- Direction
Reproduce every record below exactly as written, leaving out any pictures.

(Stored records)

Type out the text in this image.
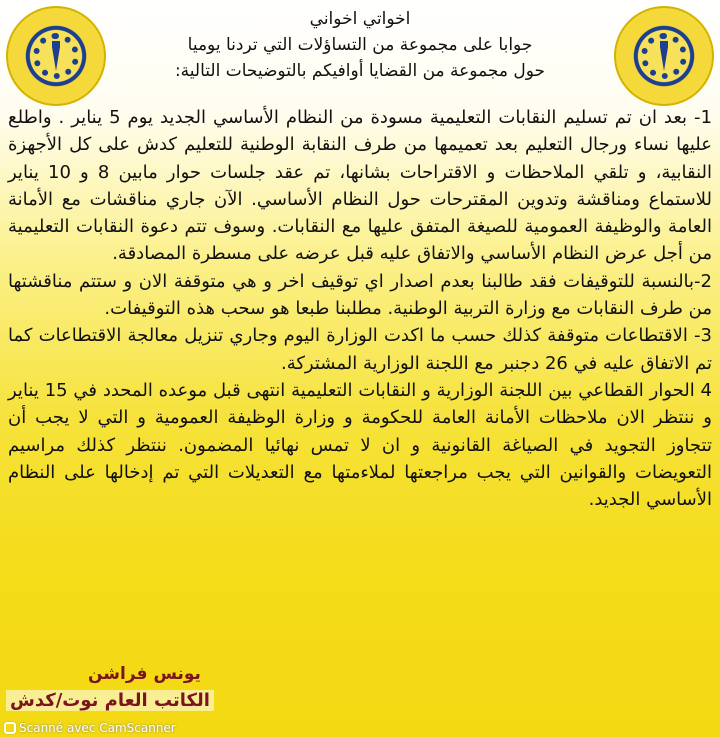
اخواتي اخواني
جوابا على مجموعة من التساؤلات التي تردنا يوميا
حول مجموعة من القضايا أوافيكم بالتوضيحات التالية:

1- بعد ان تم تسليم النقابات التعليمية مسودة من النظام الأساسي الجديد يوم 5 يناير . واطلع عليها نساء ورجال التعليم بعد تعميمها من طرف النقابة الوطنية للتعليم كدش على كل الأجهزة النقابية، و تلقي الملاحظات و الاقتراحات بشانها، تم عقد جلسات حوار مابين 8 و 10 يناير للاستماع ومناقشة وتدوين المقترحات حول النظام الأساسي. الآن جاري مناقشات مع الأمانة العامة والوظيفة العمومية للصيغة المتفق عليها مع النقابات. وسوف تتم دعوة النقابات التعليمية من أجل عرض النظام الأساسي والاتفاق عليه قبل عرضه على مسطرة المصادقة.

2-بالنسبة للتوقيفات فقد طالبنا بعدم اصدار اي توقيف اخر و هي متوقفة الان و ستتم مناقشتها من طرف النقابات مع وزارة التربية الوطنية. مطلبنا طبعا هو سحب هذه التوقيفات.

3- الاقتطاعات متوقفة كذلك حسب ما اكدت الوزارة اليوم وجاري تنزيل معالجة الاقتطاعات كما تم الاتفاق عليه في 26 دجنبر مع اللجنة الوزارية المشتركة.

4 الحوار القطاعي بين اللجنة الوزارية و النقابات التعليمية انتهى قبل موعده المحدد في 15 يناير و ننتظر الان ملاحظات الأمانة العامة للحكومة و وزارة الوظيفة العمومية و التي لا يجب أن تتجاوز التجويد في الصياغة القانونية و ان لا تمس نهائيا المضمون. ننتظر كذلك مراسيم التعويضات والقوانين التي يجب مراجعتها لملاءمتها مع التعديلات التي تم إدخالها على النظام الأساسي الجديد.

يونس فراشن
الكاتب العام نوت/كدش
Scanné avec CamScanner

- The answer
Type out the text in this image.
اخواتي اخواني
جوابا على مجموعة من التساؤلات التي تردنا يوميا
حول مجموعة من القضايا أوافيكم بالتوضيحات التالية:

1- بعد ان تم تسليم النقابات التعليمية مسودة من النظام الأساسي الجديد يوم 5 يناير . واطلع عليها نساء ورجال التعليم بعد تعميمها من طرف النقابة الوطنية للتعليم كدش على كل الأجهزة النقابية، و تلقي الملاحظات و الاقتراحات بشانها، تم عقد جلسات حوار مابين 8 و 10 يناير للاستماع ومناقشة وتدوين المقترحات حول النظام الأساسي. الآن جاري مناقشات مع الأمانة العامة والوظيفة العمومية للصيغة المتفق عليها مع النقابات. وسوف تتم دعوة النقابات التعليمية من أجل عرض النظام الأساسي والاتفاق عليه قبل عرضه على مسطرة المصادقة.

2-بالنسبة للتوقيفات فقد طالبنا بعدم اصدار اي توقيف اخر و هي متوقفة الان و ستتم مناقشتها من طرف النقابات مع وزارة التربية الوطنية. مطلبنا طبعا هو سحب هذه التوقيفات.

3- الاقتطاعات متوقفة كذلك حسب ما اكدت الوزارة اليوم وجاري تنزيل معالجة الاقتطاعات كما تم الاتفاق عليه في 26 دجنبر مع اللجنة الوزارية المشتركة.

4 الحوار القطاعي بين اللجنة الوزارية و النقابات التعليمية انتهى قبل موعده المحدد في 15 يناير و ننتظر الان ملاحظات الأمانة العامة للحكومة و وزارة الوظيفة العمومية و التي لا يجب أن تتجاوز التجويد في الصياغة القانونية و ان لا تمس نهائيا المضمون. ننتظر كذلك مراسيم التعويضات والقوانين التي يجب مراجعتها لملاءمتها مع التعديلات التي تم إدخالها على النظام الأساسي الجديد.

يونس فراشن
الكاتب العام نوت/كدش
Scanné avec CamScanner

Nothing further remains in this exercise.